Written instruction — Copy the records that follow exactly as written, but not their pictures.

*** Provided data ***

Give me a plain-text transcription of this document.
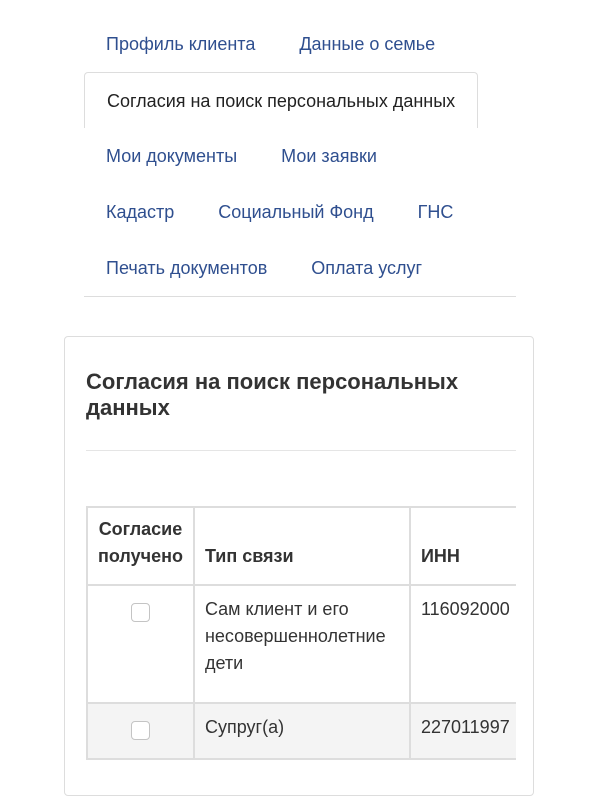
Профиль клиента	Данные о семье
Согласия на поиск персональных данных
Мои документы	Мои заявки
Кадастр	Социальный Фонд	ГНС
Печать документов	Оплата услуг
Согласия на поиск персональных данных
Согласие получено	Тип связи	ИНН
	Сам клиент и его несовершеннолетние дети	116092000
	Супруг(а)	227011997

***

Answer for this exercise —
Give me a plain-text transcription of this document.
Профиль клиента	Данные о семье
Согласия на поиск персональных данных
Мои документы	Мои заявки
Кадастр	Социальный Фонд	ГНС
Печать документов	Оплата услуг
Согласия на поиск персональных данных
Согласие получено	Тип связи	ИНН
	Сам клиент и его несовершеннолетние дети	116092000
	Супруг(а)	227011997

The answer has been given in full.